Directions: Reproduce every line of the data, exactly and without its pictures.

Figure record extracts
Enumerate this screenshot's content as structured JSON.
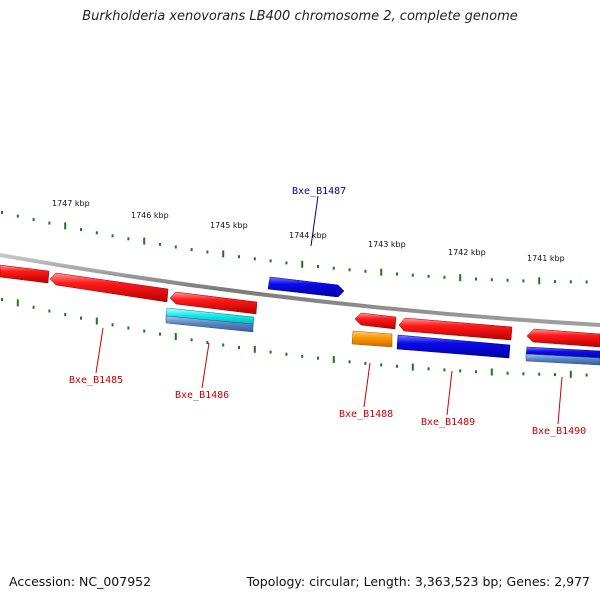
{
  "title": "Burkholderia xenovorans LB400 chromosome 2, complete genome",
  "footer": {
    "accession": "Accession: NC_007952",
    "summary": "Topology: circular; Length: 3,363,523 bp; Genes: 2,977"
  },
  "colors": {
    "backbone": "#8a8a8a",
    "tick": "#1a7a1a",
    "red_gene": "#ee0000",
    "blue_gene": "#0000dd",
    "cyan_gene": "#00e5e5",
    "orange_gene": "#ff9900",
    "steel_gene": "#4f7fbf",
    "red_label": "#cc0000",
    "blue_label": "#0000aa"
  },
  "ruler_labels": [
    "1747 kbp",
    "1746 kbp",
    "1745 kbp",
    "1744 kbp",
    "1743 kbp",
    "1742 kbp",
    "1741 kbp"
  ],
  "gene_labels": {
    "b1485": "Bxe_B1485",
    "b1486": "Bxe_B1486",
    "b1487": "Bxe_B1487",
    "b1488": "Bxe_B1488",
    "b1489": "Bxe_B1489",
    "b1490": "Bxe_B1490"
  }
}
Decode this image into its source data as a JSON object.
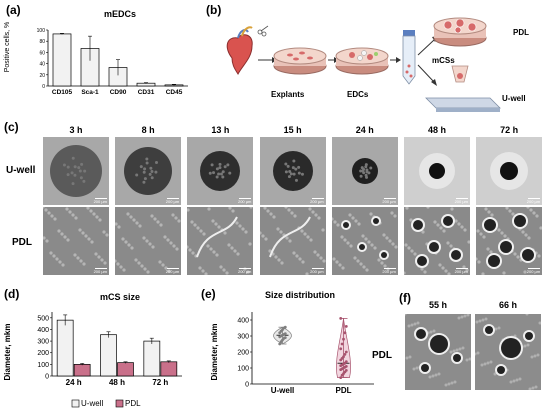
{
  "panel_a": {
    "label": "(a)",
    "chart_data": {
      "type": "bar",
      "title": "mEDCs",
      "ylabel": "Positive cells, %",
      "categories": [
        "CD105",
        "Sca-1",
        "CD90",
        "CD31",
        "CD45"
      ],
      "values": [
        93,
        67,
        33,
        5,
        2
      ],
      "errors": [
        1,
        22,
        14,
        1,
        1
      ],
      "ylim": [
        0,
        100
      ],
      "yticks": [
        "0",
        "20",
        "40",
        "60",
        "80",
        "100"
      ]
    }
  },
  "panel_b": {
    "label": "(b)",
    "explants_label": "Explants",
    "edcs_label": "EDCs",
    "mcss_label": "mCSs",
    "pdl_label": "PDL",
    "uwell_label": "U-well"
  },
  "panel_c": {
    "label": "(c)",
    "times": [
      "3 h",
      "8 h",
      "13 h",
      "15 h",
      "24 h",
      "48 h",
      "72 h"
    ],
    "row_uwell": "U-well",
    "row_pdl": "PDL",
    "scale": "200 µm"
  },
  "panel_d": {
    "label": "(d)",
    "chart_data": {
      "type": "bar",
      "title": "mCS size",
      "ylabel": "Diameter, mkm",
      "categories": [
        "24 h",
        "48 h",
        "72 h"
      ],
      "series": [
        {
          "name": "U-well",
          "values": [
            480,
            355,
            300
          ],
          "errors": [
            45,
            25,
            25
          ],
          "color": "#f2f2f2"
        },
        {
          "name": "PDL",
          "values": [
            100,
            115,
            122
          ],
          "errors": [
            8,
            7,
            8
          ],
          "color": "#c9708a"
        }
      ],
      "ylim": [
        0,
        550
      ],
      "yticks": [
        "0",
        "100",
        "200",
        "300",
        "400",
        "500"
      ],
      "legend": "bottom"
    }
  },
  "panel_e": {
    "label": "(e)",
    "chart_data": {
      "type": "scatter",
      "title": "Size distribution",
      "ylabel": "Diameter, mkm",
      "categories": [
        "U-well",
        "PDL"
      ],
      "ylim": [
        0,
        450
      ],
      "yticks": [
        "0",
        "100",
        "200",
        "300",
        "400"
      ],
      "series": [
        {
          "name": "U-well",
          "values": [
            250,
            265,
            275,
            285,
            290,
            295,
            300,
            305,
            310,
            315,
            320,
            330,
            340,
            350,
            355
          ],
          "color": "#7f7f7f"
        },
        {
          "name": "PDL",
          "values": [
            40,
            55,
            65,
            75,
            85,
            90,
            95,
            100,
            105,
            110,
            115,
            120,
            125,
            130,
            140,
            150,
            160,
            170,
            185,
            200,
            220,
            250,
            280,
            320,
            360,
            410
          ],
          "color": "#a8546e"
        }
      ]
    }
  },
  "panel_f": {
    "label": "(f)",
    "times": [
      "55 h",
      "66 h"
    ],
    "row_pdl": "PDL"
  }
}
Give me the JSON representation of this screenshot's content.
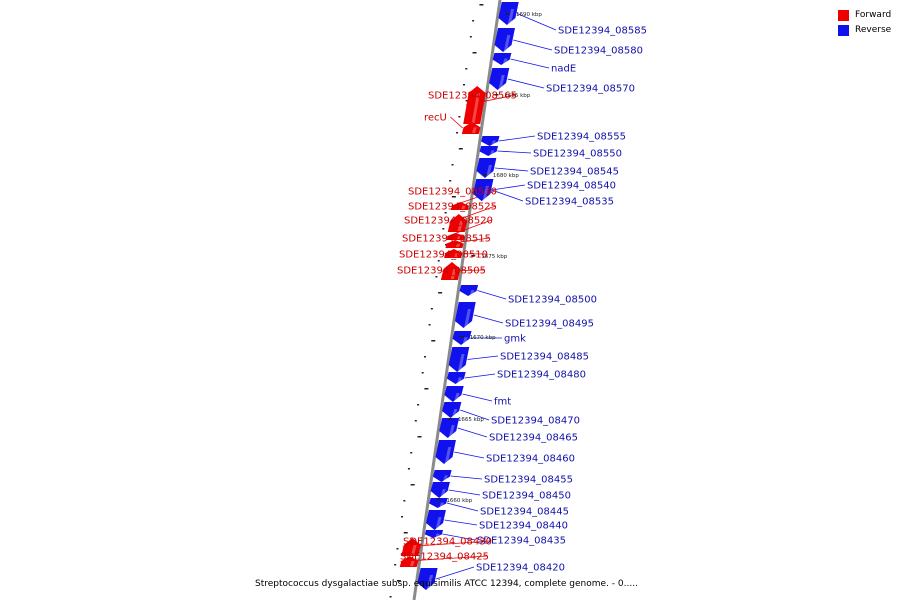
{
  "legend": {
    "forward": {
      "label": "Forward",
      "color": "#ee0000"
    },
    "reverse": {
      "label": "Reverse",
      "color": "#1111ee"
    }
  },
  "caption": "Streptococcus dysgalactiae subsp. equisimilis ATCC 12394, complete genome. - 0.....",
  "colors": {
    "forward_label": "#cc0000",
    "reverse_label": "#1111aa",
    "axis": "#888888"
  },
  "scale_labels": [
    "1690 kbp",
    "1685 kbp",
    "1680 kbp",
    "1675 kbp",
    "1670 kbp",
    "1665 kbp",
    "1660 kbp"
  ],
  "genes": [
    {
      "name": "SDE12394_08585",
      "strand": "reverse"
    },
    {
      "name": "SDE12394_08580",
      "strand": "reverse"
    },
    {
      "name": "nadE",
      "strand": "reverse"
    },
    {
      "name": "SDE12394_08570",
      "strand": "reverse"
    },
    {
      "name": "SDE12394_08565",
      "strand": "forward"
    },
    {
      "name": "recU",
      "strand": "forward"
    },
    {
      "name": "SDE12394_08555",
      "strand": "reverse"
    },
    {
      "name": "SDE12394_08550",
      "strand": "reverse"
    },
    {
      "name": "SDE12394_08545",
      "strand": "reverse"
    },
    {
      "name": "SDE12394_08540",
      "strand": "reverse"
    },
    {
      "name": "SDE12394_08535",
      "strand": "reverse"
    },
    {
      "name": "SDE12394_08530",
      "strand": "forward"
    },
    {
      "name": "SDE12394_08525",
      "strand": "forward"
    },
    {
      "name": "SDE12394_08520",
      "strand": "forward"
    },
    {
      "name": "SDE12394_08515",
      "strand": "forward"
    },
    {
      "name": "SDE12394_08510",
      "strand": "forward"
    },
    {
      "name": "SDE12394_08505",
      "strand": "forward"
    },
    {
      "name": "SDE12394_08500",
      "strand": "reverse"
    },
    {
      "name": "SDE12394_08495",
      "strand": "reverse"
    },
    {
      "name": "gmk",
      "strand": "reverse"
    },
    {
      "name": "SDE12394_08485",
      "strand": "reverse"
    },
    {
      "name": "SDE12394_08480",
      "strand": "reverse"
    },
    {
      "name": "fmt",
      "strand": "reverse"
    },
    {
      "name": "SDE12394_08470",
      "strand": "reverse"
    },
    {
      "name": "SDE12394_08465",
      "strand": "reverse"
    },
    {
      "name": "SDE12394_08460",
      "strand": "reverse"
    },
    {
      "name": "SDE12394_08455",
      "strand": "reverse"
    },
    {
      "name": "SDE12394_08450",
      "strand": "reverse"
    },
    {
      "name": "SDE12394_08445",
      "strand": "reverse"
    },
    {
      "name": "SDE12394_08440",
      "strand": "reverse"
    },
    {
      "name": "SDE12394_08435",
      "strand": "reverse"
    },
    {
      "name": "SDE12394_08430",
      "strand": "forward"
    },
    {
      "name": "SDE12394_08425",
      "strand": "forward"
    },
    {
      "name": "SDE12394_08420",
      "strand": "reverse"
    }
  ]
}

Response box:
Enumerate this screenshot's content as structured JSON.
{
  "title": "Burkholderia xenovorans LB400 chromosome 2, complete genome",
  "footer": {
    "accession": "Accession: NC_007952",
    "summary": "Topology: circular; Length: 3,363,523 bp; Genes: 2,977"
  },
  "colors": {
    "backbone": "#8a8a8a",
    "tick": "#1a7a1a",
    "red_gene": "#ee0000",
    "blue_gene": "#0000dd",
    "cyan_gene": "#00e5e5",
    "orange_gene": "#ff9900",
    "steel_gene": "#4f7fbf",
    "red_label": "#cc0000",
    "blue_label": "#0000aa"
  },
  "ruler_labels": [
    "1747 kbp",
    "1746 kbp",
    "1745 kbp",
    "1744 kbp",
    "1743 kbp",
    "1742 kbp",
    "1741 kbp"
  ],
  "gene_labels": {
    "b1485": "Bxe_B1485",
    "b1486": "Bxe_B1486",
    "b1487": "Bxe_B1487",
    "b1488": "Bxe_B1488",
    "b1489": "Bxe_B1489",
    "b1490": "Bxe_B1490"
  }
}
Decode this image into its source data as a JSON object.
{
  "panel_a": {
    "label": "(a)",
    "chart_data": {
      "type": "bar",
      "title": "mEDCs",
      "ylabel": "Positive cells, %",
      "categories": [
        "CD105",
        "Sca-1",
        "CD90",
        "CD31",
        "CD45"
      ],
      "values": [
        93,
        67,
        33,
        5,
        2
      ],
      "errors": [
        1,
        22,
        14,
        1,
        1
      ],
      "ylim": [
        0,
        100
      ],
      "yticks": [
        "0",
        "20",
        "40",
        "60",
        "80",
        "100"
      ]
    }
  },
  "panel_b": {
    "label": "(b)",
    "explants_label": "Explants",
    "edcs_label": "EDCs",
    "mcss_label": "mCSs",
    "pdl_label": "PDL",
    "uwell_label": "U-well"
  },
  "panel_c": {
    "label": "(c)",
    "times": [
      "3 h",
      "8 h",
      "13 h",
      "15 h",
      "24 h",
      "48 h",
      "72 h"
    ],
    "row_uwell": "U-well",
    "row_pdl": "PDL",
    "scale": "200 µm"
  },
  "panel_d": {
    "label": "(d)",
    "chart_data": {
      "type": "bar",
      "title": "mCS size",
      "ylabel": "Diameter, mkm",
      "categories": [
        "24 h",
        "48 h",
        "72 h"
      ],
      "series": [
        {
          "name": "U-well",
          "values": [
            480,
            355,
            300
          ],
          "errors": [
            45,
            25,
            25
          ],
          "color": "#f2f2f2"
        },
        {
          "name": "PDL",
          "values": [
            100,
            115,
            122
          ],
          "errors": [
            8,
            7,
            8
          ],
          "color": "#c9708a"
        }
      ],
      "ylim": [
        0,
        550
      ],
      "yticks": [
        "0",
        "100",
        "200",
        "300",
        "400",
        "500"
      ],
      "legend": "bottom"
    }
  },
  "panel_e": {
    "label": "(e)",
    "chart_data": {
      "type": "scatter",
      "title": "Size distribution",
      "ylabel": "Diameter, mkm",
      "categories": [
        "U-well",
        "PDL"
      ],
      "ylim": [
        0,
        450
      ],
      "yticks": [
        "0",
        "100",
        "200",
        "300",
        "400"
      ],
      "series": [
        {
          "name": "U-well",
          "values": [
            250,
            265,
            275,
            285,
            290,
            295,
            300,
            305,
            310,
            315,
            320,
            330,
            340,
            350,
            355
          ],
          "color": "#7f7f7f"
        },
        {
          "name": "PDL",
          "values": [
            40,
            55,
            65,
            75,
            85,
            90,
            95,
            100,
            105,
            110,
            115,
            120,
            125,
            130,
            140,
            150,
            160,
            170,
            185,
            200,
            220,
            250,
            280,
            320,
            360,
            410
          ],
          "color": "#a8546e"
        }
      ]
    }
  },
  "panel_f": {
    "label": "(f)",
    "times": [
      "55 h",
      "66 h"
    ],
    "row_pdl": "PDL"
  }
}
Give me the JSON representation of this screenshot's content.
{
  "legend": {
    "forward": {
      "label": "Forward",
      "color": "#ee0000"
    },
    "reverse": {
      "label": "Reverse",
      "color": "#1111ee"
    }
  },
  "caption": "Streptococcus dysgalactiae subsp. equisimilis ATCC 12394, complete genome. - 0.....",
  "colors": {
    "forward_label": "#cc0000",
    "reverse_label": "#1111aa",
    "axis": "#888888"
  },
  "scale_labels": [
    "1690 kbp",
    "1685 kbp",
    "1680 kbp",
    "1675 kbp",
    "1670 kbp",
    "1665 kbp",
    "1660 kbp"
  ],
  "genes": [
    {
      "name": "SDE12394_08585",
      "strand": "reverse"
    },
    {
      "name": "SDE12394_08580",
      "strand": "reverse"
    },
    {
      "name": "nadE",
      "strand": "reverse"
    },
    {
      "name": "SDE12394_08570",
      "strand": "reverse"
    },
    {
      "name": "SDE12394_08565",
      "strand": "forward"
    },
    {
      "name": "recU",
      "strand": "forward"
    },
    {
      "name": "SDE12394_08555",
      "strand": "reverse"
    },
    {
      "name": "SDE12394_08550",
      "strand": "reverse"
    },
    {
      "name": "SDE12394_08545",
      "strand": "reverse"
    },
    {
      "name": "SDE12394_08540",
      "strand": "reverse"
    },
    {
      "name": "SDE12394_08535",
      "strand": "reverse"
    },
    {
      "name": "SDE12394_08530",
      "strand": "forward"
    },
    {
      "name": "SDE12394_08525",
      "strand": "forward"
    },
    {
      "name": "SDE12394_08520",
      "strand": "forward"
    },
    {
      "name": "SDE12394_08515",
      "strand": "forward"
    },
    {
      "name": "SDE12394_08510",
      "strand": "forward"
    },
    {
      "name": "SDE12394_08505",
      "strand": "forward"
    },
    {
      "name": "SDE12394_08500",
      "strand": "reverse"
    },
    {
      "name": "SDE12394_08495",
      "strand": "reverse"
    },
    {
      "name": "gmk",
      "strand": "reverse"
    },
    {
      "name": "SDE12394_08485",
      "strand": "reverse"
    },
    {
      "name": "SDE12394_08480",
      "strand": "reverse"
    },
    {
      "name": "fmt",
      "strand": "reverse"
    },
    {
      "name": "SDE12394_08470",
      "strand": "reverse"
    },
    {
      "name": "SDE12394_08465",
      "strand": "reverse"
    },
    {
      "name": "SDE12394_08460",
      "strand": "reverse"
    },
    {
      "name": "SDE12394_08455",
      "strand": "reverse"
    },
    {
      "name": "SDE12394_08450",
      "strand": "reverse"
    },
    {
      "name": "SDE12394_08445",
      "strand": "reverse"
    },
    {
      "name": "SDE12394_08440",
      "strand": "reverse"
    },
    {
      "name": "SDE12394_08435",
      "strand": "reverse"
    },
    {
      "name": "SDE12394_08430",
      "strand": "forward"
    },
    {
      "name": "SDE12394_08425",
      "strand": "forward"
    },
    {
      "name": "SDE12394_08420",
      "strand": "reverse"
    }
  ]
}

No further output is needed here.